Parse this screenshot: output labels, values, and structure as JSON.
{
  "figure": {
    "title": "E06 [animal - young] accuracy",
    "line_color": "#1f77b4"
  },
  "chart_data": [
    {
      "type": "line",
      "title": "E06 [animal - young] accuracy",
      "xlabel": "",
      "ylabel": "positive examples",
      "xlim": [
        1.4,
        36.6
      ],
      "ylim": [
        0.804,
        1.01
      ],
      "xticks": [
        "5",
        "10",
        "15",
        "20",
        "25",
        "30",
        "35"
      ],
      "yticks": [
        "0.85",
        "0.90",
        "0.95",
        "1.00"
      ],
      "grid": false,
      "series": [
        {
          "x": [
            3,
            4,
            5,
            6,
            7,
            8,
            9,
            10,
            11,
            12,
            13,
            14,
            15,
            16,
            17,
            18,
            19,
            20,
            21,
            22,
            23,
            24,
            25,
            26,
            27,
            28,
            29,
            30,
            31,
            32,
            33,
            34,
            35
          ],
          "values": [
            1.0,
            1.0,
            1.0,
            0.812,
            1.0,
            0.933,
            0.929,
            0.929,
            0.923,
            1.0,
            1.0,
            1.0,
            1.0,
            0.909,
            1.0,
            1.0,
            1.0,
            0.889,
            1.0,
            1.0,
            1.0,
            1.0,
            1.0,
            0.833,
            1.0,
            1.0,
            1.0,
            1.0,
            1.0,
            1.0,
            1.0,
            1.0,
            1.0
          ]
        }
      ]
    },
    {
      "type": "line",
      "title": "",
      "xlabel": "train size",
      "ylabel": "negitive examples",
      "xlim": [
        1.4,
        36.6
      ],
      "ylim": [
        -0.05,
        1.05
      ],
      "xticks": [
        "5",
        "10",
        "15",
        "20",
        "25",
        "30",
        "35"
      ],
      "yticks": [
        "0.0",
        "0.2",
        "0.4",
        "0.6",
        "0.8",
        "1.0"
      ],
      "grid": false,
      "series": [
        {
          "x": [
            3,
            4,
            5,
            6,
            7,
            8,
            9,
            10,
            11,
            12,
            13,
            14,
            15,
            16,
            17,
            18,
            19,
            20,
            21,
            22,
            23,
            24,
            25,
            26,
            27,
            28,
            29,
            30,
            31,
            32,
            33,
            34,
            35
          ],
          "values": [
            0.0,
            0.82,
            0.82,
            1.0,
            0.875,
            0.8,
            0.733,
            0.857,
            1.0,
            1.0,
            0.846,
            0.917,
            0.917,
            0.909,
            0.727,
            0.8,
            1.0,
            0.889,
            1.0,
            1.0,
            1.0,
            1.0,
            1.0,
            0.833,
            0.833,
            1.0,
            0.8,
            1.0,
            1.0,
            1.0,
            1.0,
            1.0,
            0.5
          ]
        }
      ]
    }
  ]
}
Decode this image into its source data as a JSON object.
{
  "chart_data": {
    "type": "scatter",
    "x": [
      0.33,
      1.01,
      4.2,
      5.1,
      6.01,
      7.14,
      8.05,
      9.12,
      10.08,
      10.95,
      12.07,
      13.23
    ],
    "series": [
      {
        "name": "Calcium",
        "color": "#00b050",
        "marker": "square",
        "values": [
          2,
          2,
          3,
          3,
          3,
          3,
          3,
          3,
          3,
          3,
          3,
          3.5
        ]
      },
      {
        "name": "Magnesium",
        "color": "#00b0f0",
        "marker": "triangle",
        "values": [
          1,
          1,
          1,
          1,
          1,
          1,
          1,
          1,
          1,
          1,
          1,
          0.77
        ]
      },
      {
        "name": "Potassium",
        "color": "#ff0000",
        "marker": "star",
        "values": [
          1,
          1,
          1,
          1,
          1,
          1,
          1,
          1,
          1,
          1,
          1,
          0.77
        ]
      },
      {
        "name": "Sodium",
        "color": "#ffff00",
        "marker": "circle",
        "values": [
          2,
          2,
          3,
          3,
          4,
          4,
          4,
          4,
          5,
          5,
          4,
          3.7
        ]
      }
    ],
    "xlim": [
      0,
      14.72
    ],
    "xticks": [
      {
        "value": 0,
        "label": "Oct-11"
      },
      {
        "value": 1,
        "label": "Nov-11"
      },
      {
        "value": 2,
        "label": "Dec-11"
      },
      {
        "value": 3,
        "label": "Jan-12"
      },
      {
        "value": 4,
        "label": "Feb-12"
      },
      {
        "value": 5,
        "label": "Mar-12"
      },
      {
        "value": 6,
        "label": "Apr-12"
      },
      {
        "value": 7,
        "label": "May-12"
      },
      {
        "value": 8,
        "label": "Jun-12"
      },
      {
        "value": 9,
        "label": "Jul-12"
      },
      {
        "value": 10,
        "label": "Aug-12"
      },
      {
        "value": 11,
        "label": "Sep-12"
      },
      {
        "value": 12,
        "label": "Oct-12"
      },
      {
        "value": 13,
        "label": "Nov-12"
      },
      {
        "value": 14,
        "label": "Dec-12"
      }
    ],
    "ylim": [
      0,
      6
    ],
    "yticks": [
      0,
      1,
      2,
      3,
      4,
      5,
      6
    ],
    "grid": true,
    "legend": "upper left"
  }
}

### TO BE DONE
The records above must be repeated exactly, every one of them.

### SOLUTION FOR THIS EXERCISE
Parse this screenshot: output labels, values, and structure as JSON.
{
  "figure": {
    "title": "E06 [animal - young] accuracy",
    "line_color": "#1f77b4"
  },
  "chart_data": [
    {
      "type": "line",
      "title": "E06 [animal - young] accuracy",
      "xlabel": "",
      "ylabel": "positive examples",
      "xlim": [
        1.4,
        36.6
      ],
      "ylim": [
        0.804,
        1.01
      ],
      "xticks": [
        "5",
        "10",
        "15",
        "20",
        "25",
        "30",
        "35"
      ],
      "yticks": [
        "0.85",
        "0.90",
        "0.95",
        "1.00"
      ],
      "grid": false,
      "series": [
        {
          "x": [
            3,
            4,
            5,
            6,
            7,
            8,
            9,
            10,
            11,
            12,
            13,
            14,
            15,
            16,
            17,
            18,
            19,
            20,
            21,
            22,
            23,
            24,
            25,
            26,
            27,
            28,
            29,
            30,
            31,
            32,
            33,
            34,
            35
          ],
          "values": [
            1.0,
            1.0,
            1.0,
            0.812,
            1.0,
            0.933,
            0.929,
            0.929,
            0.923,
            1.0,
            1.0,
            1.0,
            1.0,
            0.909,
            1.0,
            1.0,
            1.0,
            0.889,
            1.0,
            1.0,
            1.0,
            1.0,
            1.0,
            0.833,
            1.0,
            1.0,
            1.0,
            1.0,
            1.0,
            1.0,
            1.0,
            1.0,
            1.0
          ]
        }
      ]
    },
    {
      "type": "line",
      "title": "",
      "xlabel": "train size",
      "ylabel": "negitive examples",
      "xlim": [
        1.4,
        36.6
      ],
      "ylim": [
        -0.05,
        1.05
      ],
      "xticks": [
        "5",
        "10",
        "15",
        "20",
        "25",
        "30",
        "35"
      ],
      "yticks": [
        "0.0",
        "0.2",
        "0.4",
        "0.6",
        "0.8",
        "1.0"
      ],
      "grid": false,
      "series": [
        {
          "x": [
            3,
            4,
            5,
            6,
            7,
            8,
            9,
            10,
            11,
            12,
            13,
            14,
            15,
            16,
            17,
            18,
            19,
            20,
            21,
            22,
            23,
            24,
            25,
            26,
            27,
            28,
            29,
            30,
            31,
            32,
            33,
            34,
            35
          ],
          "values": [
            0.0,
            0.82,
            0.82,
            1.0,
            0.875,
            0.8,
            0.733,
            0.857,
            1.0,
            1.0,
            0.846,
            0.917,
            0.917,
            0.909,
            0.727,
            0.8,
            1.0,
            0.889,
            1.0,
            1.0,
            1.0,
            1.0,
            1.0,
            0.833,
            0.833,
            1.0,
            0.8,
            1.0,
            1.0,
            1.0,
            1.0,
            1.0,
            0.5
          ]
        }
      ]
    }
  ]
}
Decode this image into its source data as a JSON object.
{
  "chart_data": {
    "type": "scatter",
    "x": [
      0.33,
      1.01,
      4.2,
      5.1,
      6.01,
      7.14,
      8.05,
      9.12,
      10.08,
      10.95,
      12.07,
      13.23
    ],
    "series": [
      {
        "name": "Calcium",
        "color": "#00b050",
        "marker": "square",
        "values": [
          2,
          2,
          3,
          3,
          3,
          3,
          3,
          3,
          3,
          3,
          3,
          3.5
        ]
      },
      {
        "name": "Magnesium",
        "color": "#00b0f0",
        "marker": "triangle",
        "values": [
          1,
          1,
          1,
          1,
          1,
          1,
          1,
          1,
          1,
          1,
          1,
          0.77
        ]
      },
      {
        "name": "Potassium",
        "color": "#ff0000",
        "marker": "star",
        "values": [
          1,
          1,
          1,
          1,
          1,
          1,
          1,
          1,
          1,
          1,
          1,
          0.77
        ]
      },
      {
        "name": "Sodium",
        "color": "#ffff00",
        "marker": "circle",
        "values": [
          2,
          2,
          3,
          3,
          4,
          4,
          4,
          4,
          5,
          5,
          4,
          3.7
        ]
      }
    ],
    "xlim": [
      0,
      14.72
    ],
    "xticks": [
      {
        "value": 0,
        "label": "Oct-11"
      },
      {
        "value": 1,
        "label": "Nov-11"
      },
      {
        "value": 2,
        "label": "Dec-11"
      },
      {
        "value": 3,
        "label": "Jan-12"
      },
      {
        "value": 4,
        "label": "Feb-12"
      },
      {
        "value": 5,
        "label": "Mar-12"
      },
      {
        "value": 6,
        "label": "Apr-12"
      },
      {
        "value": 7,
        "label": "May-12"
      },
      {
        "value": 8,
        "label": "Jun-12"
      },
      {
        "value": 9,
        "label": "Jul-12"
      },
      {
        "value": 10,
        "label": "Aug-12"
      },
      {
        "value": 11,
        "label": "Sep-12"
      },
      {
        "value": 12,
        "label": "Oct-12"
      },
      {
        "value": 13,
        "label": "Nov-12"
      },
      {
        "value": 14,
        "label": "Dec-12"
      }
    ],
    "ylim": [
      0,
      6
    ],
    "yticks": [
      0,
      1,
      2,
      3,
      4,
      5,
      6
    ],
    "grid": true,
    "legend": "upper left"
  }
}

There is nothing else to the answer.